| PROBLEM TO WORK ON |
Scan the material for the word "JSON", and copy each line where it shows up.

+++

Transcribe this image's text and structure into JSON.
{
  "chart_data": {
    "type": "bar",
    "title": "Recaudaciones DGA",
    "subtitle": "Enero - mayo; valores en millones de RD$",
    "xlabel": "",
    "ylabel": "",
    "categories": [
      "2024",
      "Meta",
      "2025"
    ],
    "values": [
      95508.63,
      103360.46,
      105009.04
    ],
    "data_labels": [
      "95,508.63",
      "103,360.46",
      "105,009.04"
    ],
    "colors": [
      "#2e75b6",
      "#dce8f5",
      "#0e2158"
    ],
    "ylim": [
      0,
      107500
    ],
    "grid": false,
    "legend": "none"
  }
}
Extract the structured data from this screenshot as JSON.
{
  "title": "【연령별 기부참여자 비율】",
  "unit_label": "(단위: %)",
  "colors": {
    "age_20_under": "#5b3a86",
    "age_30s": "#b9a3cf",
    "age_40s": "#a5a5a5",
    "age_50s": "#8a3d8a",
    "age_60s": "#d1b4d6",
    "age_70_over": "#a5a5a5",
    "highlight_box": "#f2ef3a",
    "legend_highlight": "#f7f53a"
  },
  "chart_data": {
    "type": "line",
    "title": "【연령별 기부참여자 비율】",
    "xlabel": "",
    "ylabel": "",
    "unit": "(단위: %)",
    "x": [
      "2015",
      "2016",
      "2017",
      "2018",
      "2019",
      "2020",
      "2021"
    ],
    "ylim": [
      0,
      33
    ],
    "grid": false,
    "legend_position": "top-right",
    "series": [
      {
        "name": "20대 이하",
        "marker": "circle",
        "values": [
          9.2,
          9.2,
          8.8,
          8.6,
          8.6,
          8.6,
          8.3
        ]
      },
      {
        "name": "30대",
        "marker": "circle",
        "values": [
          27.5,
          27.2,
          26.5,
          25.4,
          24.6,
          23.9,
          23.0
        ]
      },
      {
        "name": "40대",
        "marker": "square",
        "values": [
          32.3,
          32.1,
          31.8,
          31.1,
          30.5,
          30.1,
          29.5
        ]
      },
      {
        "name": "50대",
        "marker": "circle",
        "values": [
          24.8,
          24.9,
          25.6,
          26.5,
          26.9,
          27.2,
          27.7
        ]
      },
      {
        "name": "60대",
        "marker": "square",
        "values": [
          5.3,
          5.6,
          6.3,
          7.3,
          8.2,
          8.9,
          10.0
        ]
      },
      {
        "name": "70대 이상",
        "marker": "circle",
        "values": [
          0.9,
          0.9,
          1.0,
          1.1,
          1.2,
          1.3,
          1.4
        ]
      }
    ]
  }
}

+++

| EXERCISE OUTPUT |
Transcribe this image's text and structure into JSON.
Extract the structured data from this screenshot as JSON.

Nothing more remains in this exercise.